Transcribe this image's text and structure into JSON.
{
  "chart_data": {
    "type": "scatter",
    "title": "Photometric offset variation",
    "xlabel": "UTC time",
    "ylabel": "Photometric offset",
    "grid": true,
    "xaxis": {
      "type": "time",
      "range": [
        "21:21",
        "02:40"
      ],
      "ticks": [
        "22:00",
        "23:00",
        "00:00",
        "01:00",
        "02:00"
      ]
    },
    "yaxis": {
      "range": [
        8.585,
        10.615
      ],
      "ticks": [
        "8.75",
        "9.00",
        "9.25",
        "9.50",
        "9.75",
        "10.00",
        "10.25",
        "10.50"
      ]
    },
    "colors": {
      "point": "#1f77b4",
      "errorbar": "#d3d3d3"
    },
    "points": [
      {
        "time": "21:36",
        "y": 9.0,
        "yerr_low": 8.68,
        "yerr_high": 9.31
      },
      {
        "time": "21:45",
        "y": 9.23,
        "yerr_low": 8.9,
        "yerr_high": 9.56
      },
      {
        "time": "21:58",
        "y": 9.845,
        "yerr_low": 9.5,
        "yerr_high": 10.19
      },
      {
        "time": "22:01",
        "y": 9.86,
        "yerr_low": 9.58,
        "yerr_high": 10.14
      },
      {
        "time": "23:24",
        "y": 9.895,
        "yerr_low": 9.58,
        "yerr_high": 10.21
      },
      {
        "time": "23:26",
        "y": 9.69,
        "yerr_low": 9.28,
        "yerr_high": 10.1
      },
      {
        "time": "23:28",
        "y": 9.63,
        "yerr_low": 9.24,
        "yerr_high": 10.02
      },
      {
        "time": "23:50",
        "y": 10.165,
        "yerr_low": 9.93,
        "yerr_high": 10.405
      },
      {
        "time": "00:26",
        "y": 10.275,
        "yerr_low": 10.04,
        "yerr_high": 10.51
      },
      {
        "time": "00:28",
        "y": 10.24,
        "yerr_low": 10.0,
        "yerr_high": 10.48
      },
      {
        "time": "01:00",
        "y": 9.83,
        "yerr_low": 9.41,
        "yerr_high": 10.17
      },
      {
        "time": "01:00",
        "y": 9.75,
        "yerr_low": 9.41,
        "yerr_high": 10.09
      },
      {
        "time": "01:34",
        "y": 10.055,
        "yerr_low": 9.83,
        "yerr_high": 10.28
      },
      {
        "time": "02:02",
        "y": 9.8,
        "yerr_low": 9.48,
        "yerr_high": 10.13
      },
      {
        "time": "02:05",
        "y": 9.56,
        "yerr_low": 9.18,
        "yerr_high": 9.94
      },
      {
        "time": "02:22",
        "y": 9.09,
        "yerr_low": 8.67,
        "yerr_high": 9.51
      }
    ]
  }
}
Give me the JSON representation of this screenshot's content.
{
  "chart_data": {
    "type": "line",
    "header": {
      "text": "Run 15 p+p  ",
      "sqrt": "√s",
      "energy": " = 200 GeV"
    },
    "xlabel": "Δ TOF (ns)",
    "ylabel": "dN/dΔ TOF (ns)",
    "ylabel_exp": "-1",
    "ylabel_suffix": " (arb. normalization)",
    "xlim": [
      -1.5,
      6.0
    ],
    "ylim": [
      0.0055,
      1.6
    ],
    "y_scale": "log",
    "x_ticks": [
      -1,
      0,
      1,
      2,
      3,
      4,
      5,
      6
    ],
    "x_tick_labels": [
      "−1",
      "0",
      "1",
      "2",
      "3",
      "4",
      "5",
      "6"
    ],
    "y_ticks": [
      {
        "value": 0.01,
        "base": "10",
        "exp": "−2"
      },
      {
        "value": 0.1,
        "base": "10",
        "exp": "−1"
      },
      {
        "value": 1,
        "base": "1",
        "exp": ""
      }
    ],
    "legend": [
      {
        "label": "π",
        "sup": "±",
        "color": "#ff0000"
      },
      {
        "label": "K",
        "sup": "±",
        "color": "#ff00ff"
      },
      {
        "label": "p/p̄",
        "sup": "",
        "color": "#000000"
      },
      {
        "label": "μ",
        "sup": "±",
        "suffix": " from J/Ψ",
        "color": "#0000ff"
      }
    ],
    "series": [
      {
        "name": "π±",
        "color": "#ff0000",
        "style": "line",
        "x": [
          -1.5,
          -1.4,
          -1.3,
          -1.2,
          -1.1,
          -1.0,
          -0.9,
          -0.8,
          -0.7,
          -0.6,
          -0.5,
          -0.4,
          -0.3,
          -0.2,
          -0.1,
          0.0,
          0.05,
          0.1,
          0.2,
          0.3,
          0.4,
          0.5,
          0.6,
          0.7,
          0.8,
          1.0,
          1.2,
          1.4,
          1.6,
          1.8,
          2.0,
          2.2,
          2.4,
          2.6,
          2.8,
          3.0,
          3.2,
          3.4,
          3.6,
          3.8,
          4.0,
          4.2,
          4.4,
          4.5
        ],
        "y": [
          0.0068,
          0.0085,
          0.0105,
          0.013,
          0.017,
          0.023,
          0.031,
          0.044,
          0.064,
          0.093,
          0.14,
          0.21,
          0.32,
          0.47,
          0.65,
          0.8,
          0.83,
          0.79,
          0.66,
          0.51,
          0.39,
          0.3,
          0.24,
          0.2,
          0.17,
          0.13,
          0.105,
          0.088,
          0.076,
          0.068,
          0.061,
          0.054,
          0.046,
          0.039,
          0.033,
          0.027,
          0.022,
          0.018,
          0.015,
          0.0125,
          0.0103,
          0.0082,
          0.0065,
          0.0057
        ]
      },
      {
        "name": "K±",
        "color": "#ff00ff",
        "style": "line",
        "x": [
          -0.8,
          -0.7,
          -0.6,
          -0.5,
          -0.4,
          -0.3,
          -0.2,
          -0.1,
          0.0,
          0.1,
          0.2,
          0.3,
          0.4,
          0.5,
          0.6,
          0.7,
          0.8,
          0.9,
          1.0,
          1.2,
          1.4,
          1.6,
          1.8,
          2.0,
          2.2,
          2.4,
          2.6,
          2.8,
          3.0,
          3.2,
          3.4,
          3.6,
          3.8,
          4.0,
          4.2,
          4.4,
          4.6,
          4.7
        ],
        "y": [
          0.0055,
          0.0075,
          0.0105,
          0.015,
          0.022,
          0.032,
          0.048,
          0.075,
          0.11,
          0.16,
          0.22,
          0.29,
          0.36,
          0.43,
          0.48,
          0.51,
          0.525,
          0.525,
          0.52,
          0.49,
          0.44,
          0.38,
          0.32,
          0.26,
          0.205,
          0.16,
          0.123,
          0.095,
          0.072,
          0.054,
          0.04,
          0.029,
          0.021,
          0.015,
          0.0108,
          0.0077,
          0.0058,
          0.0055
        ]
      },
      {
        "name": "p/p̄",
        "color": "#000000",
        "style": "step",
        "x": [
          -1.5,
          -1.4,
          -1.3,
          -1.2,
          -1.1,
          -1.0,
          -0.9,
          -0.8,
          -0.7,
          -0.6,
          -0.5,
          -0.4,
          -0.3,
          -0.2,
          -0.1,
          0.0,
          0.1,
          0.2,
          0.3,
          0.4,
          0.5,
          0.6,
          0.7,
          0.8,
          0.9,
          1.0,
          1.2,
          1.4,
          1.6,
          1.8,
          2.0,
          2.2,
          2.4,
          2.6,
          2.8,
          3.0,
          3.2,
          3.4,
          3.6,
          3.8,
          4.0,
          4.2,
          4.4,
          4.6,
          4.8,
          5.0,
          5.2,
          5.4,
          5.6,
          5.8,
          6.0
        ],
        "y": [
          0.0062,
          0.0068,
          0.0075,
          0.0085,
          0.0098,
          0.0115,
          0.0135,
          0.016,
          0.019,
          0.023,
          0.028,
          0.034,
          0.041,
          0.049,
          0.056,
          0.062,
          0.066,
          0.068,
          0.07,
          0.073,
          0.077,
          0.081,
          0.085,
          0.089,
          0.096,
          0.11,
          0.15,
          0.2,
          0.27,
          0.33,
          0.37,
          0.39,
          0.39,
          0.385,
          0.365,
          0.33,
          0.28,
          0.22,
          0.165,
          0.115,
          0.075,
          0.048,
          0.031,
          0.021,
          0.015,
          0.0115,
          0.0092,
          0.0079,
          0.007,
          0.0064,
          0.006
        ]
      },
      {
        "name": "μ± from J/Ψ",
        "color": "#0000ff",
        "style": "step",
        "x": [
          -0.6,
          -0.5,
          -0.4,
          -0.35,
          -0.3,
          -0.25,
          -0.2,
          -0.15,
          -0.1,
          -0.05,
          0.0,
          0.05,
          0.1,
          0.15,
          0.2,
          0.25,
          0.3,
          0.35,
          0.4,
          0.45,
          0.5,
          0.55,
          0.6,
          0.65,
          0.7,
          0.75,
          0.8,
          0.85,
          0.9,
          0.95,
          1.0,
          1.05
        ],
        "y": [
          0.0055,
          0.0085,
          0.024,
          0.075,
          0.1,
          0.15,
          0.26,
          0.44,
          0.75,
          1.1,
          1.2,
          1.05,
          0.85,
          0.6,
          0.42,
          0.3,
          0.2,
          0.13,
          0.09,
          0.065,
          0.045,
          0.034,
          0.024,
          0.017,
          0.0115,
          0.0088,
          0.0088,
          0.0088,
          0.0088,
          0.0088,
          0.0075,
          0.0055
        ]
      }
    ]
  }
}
□ □ □
Written instruction: Pull out each line of the listing that holds the string "offset".

Solution:
    "title": "Photometric offset variation",
    "ylabel": "Photometric offset",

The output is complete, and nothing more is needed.